What is expected ::
Copy each line below in which the string "pérdida" occurs.

### Data ###

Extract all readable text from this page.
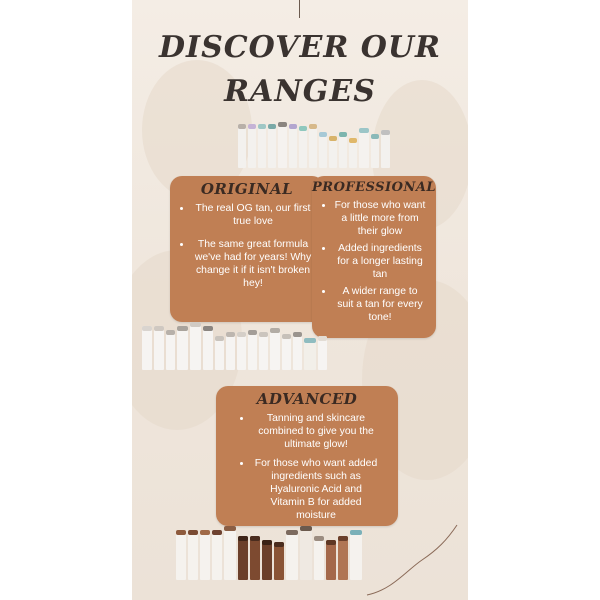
DISCOVER OUR
RANGES
ORIGINAL
• The real OG tan, our first true love
• The same great formula we've had for years! Why change it if it isn't broken hey!
PROFESSIONAL
• For those who want a little more from their glow
• Added ingredients for a longer lasting tan
• A wider range to suit a tan for every tone!
ADVANCED
• Tanning and skincare combined to give you the ultimate glow!
• For those who want added ingredients such as Hyaluronic Acid and Vitamin B for added moisture
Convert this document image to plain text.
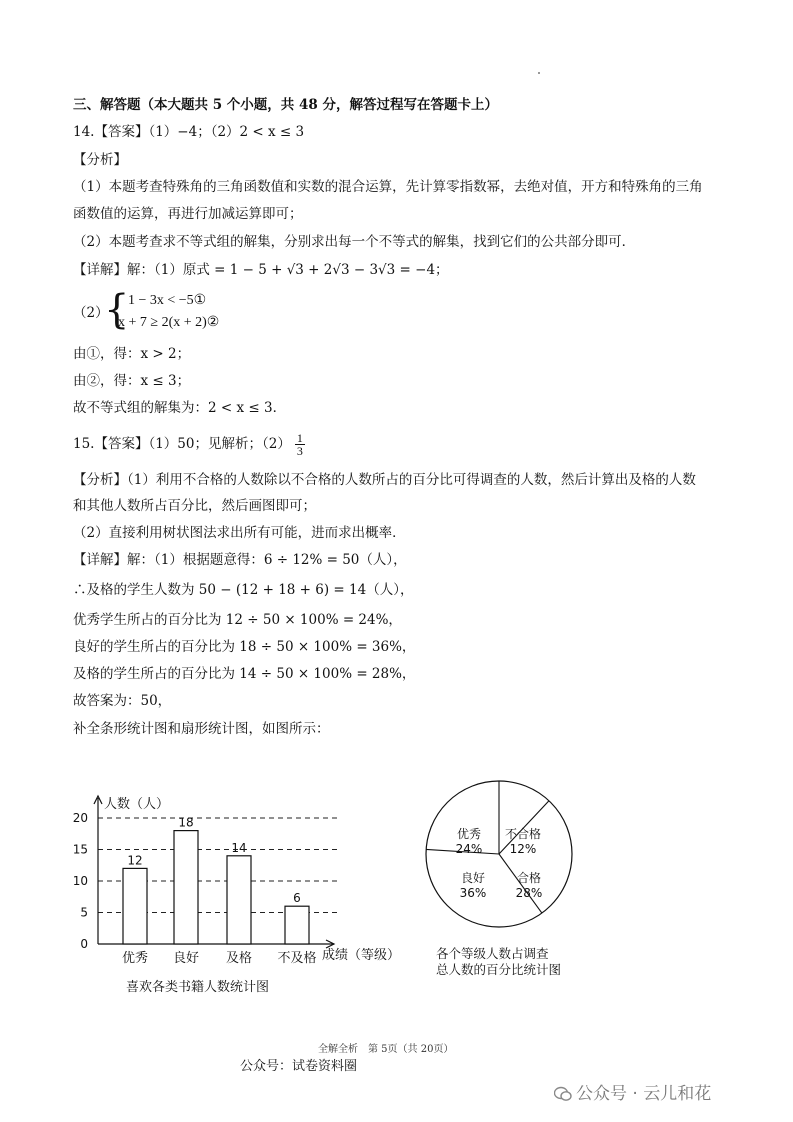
三、解答题（本大题共 5 个小题，共 48 分，解答过程写在答题卡上）
14.【答案】（1）−4；（2）2 < x ≤ 3
【分析】
（1）本题考查特殊角的三角函数值和实数的混合运算，先计算零指数幂，去绝对值，开方和特殊角的三角
函数值的运算，再进行加减运算即可；
（2）本题考查求不等式组的解集，分别求出每一个不等式的解集，找到它们的公共部分即可．
【详解】解：（1）原式 = 1 − 5 + √3 + 2√3 − 3√3 = −4；
（2）
{
1 − 3x < −5①
x + 7 ≥ 2(x + 2)②
由①，得：x > 2；
由②，得：x ≤ 3；
故不等式组的解集为：2 < x ≤ 3．
15.【答案】（1）50；见解析；$(2) \frac{1}{3}$
【分析】（1）利用不合格的人数除以不合格的人数所占的百分比可得调查的人数，然后计算出及格的人数
和其他人数所占百分比，然后画图即可；
（2）直接利用树状图法求出所有可能，进而求出概率．
【详解】解：（1）根据题意得：6 ÷ 12% = 50（人），
∴及格的学生人数为 50 − (12 + 18 + 6) = 14（人），
优秀学生所占的百分比为 12 ÷ 50 × 100% = 24%，
良好的学生所占的百分比为 18 ÷ 50 × 100% = 36%，
及格的学生所占的百分比为 14 ÷ 50 × 100% = 28%，
故答案为：50，
补全条形统计图和扇形统计图，如图所示：
0
5
10
15
20
12
优秀
18
良好
14
及格
6
不及格
人数（人）
成绩（等级）
喜欢各类书籍人数统计图
不合格
12%
合格
28%
良好
36%
优秀
24%
各个等级人数占调查
总人数的百分比统计图
全解全析　第 5页（共 20页）
公众号：试卷资料圈
公众号 · 云儿和花
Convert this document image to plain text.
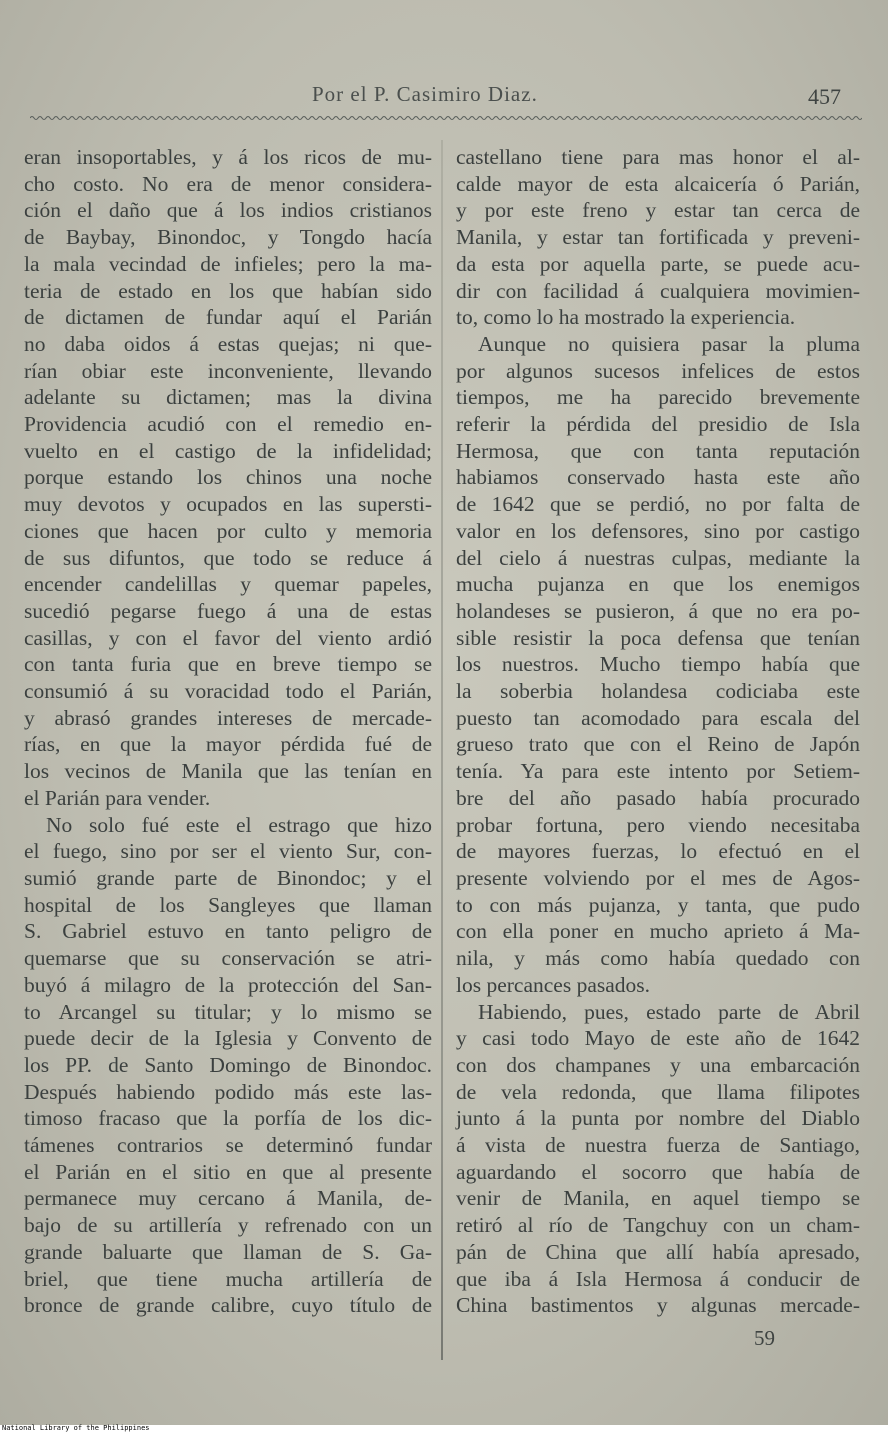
Por el P. Casimiro Diaz.	457
eran insoportables, y á los ricos de mu-
cho costo. No era de menor considera-
ción el daño que á los indios cristianos
de Baybay, Binondoc, y Tongdo hacía
la mala vecindad de infieles; pero la ma-
teria de estado en los que habían sido
de dictamen de fundar aquí el Parián
no daba oidos á estas quejas; ni que-
rían obiar este inconveniente, llevando
adelante su dictamen; mas la divina
Providencia acudió con el remedio en-
vuelto en el castigo de la infidelidad;
porque estando los chinos una noche
muy devotos y ocupados en las supersti-
ciones que hacen por culto y memoria
de sus difuntos, que todo se reduce á
encender candelillas y quemar papeles,
sucedió pegarse fuego á una de estas
casillas, y con el favor del viento ardió
con tanta furia que en breve tiempo se
consumió á su voracidad todo el Parián,
y abrasó grandes intereses de mercade-
rías, en que la mayor pérdida fué de
los vecinos de Manila que las tenían en
el Parián para vender.
No solo fué este el estrago que hizo
el fuego, sino por ser el viento Sur, con-
sumió grande parte de Binondoc; y el
hospital de los Sangleyes que llaman
S. Gabriel estuvo en tanto peligro de
quemarse que su conservación se atri-
buyó á milagro de la protección del San-
to Arcangel su titular; y lo mismo se
puede decir de la Iglesia y Convento de
los PP. de Santo Domingo de Binondoc.
Después habiendo podido más este las-
timoso fracaso que la porfía de los dic-
támenes contrarios se determinó fundar
el Parián en el sitio en que al presente
permanece muy cercano á Manila, de-
bajo de su artillería y refrenado con un
grande baluarte que llaman de S. Ga-
briel, que tiene mucha artillería de
bronce de grande calibre, cuyo título de
castellano tiene para mas honor el al-
calde mayor de esta alcaicería ó Parián,
y por este freno y estar tan cerca de
Manila, y estar tan fortificada y preveni-
da esta por aquella parte, se puede acu-
dir con facilidad á cualquiera movimien-
to, como lo ha mostrado la experiencia.
Aunque no quisiera pasar la pluma
por algunos sucesos infelices de estos
tiempos, me ha parecido brevemente
referir la pérdida del presidio de Isla
Hermosa, que con tanta reputación
habiamos conservado hasta este año
de 1642 que se perdió, no por falta de
valor en los defensores, sino por castigo
del cielo á nuestras culpas, mediante la
mucha pujanza en que los enemigos
holandeses se pusieron, á que no era po-
sible resistir la poca defensa que tenían
los nuestros. Mucho tiempo había que
la soberbia holandesa codiciaba este
puesto tan acomodado para escala del
grueso trato que con el Reino de Japón
tenía. Ya para este intento por Setiem-
bre del año pasado había procurado
probar fortuna, pero viendo necesitaba
de mayores fuerzas, lo efectuó en el
presente volviendo por el mes de Agos-
to con más pujanza, y tanta, que pudo
con ella poner en mucho aprieto á Ma-
nila, y más como había quedado con
los percances pasados.
Habiendo, pues, estado parte de Abril
y casi todo Mayo de este año de 1642
con dos champanes y una embarcación
de vela redonda, que llama filipotes
junto á la punta por nombre del Diablo
á vista de nuestra fuerza de Santiago,
aguardando el socorro que había de
venir de Manila, en aquel tiempo se
retiró al río de Tangchuy con un cham-
pán de China que allí había apresado,
que iba á Isla Hermosa á conducir de
China bastimentos y algunas mercade-
59
National Library of the Philippines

###

Finished exercise ::
rías, en que la mayor pérdida fué de
referir la pérdida del presidio de Isla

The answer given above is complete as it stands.